==== The input

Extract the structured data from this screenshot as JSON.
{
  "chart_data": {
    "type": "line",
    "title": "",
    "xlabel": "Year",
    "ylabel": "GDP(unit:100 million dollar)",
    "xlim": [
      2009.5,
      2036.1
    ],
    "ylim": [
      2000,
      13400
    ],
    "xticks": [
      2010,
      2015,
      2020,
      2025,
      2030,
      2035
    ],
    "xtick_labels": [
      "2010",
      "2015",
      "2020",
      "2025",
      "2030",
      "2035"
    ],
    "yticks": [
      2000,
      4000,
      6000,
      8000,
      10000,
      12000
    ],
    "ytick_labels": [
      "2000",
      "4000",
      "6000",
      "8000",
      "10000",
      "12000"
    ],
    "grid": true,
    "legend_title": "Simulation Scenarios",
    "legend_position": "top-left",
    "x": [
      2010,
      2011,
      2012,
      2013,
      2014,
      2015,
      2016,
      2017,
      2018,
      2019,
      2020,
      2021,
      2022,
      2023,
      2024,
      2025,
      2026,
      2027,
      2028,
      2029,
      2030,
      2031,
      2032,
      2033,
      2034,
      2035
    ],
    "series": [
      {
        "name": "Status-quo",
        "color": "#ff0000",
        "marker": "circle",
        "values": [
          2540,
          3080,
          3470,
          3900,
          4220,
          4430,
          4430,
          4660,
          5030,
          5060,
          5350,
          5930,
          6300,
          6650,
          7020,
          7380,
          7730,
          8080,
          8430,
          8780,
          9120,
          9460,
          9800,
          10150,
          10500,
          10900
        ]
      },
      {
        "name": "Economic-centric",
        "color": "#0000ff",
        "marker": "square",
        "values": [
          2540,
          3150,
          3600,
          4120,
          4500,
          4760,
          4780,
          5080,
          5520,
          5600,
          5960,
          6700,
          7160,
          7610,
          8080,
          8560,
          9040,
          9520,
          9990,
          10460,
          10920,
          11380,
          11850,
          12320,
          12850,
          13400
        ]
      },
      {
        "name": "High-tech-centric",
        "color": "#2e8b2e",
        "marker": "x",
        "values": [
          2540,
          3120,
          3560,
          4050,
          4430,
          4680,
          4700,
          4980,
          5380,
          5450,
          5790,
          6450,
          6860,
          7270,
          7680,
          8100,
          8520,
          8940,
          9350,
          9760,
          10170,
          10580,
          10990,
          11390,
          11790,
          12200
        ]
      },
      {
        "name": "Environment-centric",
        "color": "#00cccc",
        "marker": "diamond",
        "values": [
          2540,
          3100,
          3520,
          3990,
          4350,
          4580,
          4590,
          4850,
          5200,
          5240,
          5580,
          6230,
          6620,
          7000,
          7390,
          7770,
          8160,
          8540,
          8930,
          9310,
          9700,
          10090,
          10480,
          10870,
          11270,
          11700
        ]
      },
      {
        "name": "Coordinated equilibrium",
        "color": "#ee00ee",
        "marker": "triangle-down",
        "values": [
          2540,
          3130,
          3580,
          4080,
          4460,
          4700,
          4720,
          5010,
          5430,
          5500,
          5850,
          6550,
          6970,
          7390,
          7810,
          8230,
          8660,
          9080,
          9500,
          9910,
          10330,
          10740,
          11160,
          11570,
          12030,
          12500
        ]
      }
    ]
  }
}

========

◆ Written instruction:
Can you give every line above again, exactly as written?

◆ Exercise answer:
Extract the structured data from this screenshot as JSON.
{
  "chart_data": {
    "type": "line",
    "title": "",
    "xlabel": "Year",
    "ylabel": "GDP(unit:100 million dollar)",
    "xlim": [
      2009.5,
      2036.1
    ],
    "ylim": [
      2000,
      13400
    ],
    "xticks": [
      2010,
      2015,
      2020,
      2025,
      2030,
      2035
    ],
    "xtick_labels": [
      "2010",
      "2015",
      "2020",
      "2025",
      "2030",
      "2035"
    ],
    "yticks": [
      2000,
      4000,
      6000,
      8000,
      10000,
      12000
    ],
    "ytick_labels": [
      "2000",
      "4000",
      "6000",
      "8000",
      "10000",
      "12000"
    ],
    "grid": true,
    "legend_title": "Simulation Scenarios",
    "legend_position": "top-left",
    "x": [
      2010,
      2011,
      2012,
      2013,
      2014,
      2015,
      2016,
      2017,
      2018,
      2019,
      2020,
      2021,
      2022,
      2023,
      2024,
      2025,
      2026,
      2027,
      2028,
      2029,
      2030,
      2031,
      2032,
      2033,
      2034,
      2035
    ],
    "series": [
      {
        "name": "Status-quo",
        "color": "#ff0000",
        "marker": "circle",
        "values": [
          2540,
          3080,
          3470,
          3900,
          4220,
          4430,
          4430,
          4660,
          5030,
          5060,
          5350,
          5930,
          6300,
          6650,
          7020,
          7380,
          7730,
          8080,
          8430,
          8780,
          9120,
          9460,
          9800,
          10150,
          10500,
          10900
        ]
      },
      {
        "name": "Economic-centric",
        "color": "#0000ff",
        "marker": "square",
        "values": [
          2540,
          3150,
          3600,
          4120,
          4500,
          4760,
          4780,
          5080,
          5520,
          5600,
          5960,
          6700,
          7160,
          7610,
          8080,
          8560,
          9040,
          9520,
          9990,
          10460,
          10920,
          11380,
          11850,
          12320,
          12850,
          13400
        ]
      },
      {
        "name": "High-tech-centric",
        "color": "#2e8b2e",
        "marker": "x",
        "values": [
          2540,
          3120,
          3560,
          4050,
          4430,
          4680,
          4700,
          4980,
          5380,
          5450,
          5790,
          6450,
          6860,
          7270,
          7680,
          8100,
          8520,
          8940,
          9350,
          9760,
          10170,
          10580,
          10990,
          11390,
          11790,
          12200
        ]
      },
      {
        "name": "Environment-centric",
        "color": "#00cccc",
        "marker": "diamond",
        "values": [
          2540,
          3100,
          3520,
          3990,
          4350,
          4580,
          4590,
          4850,
          5200,
          5240,
          5580,
          6230,
          6620,
          7000,
          7390,
          7770,
          8160,
          8540,
          8930,
          9310,
          9700,
          10090,
          10480,
          10870,
          11270,
          11700
        ]
      },
      {
        "name": "Coordinated equilibrium",
        "color": "#ee00ee",
        "marker": "triangle-down",
        "values": [
          2540,
          3130,
          3580,
          4080,
          4460,
          4700,
          4720,
          5010,
          5430,
          5500,
          5850,
          6550,
          6970,
          7390,
          7810,
          8230,
          8660,
          9080,
          9500,
          9910,
          10330,
          10740,
          11160,
          11570,
          12030,
          12500
        ]
      }
    ]
  }
}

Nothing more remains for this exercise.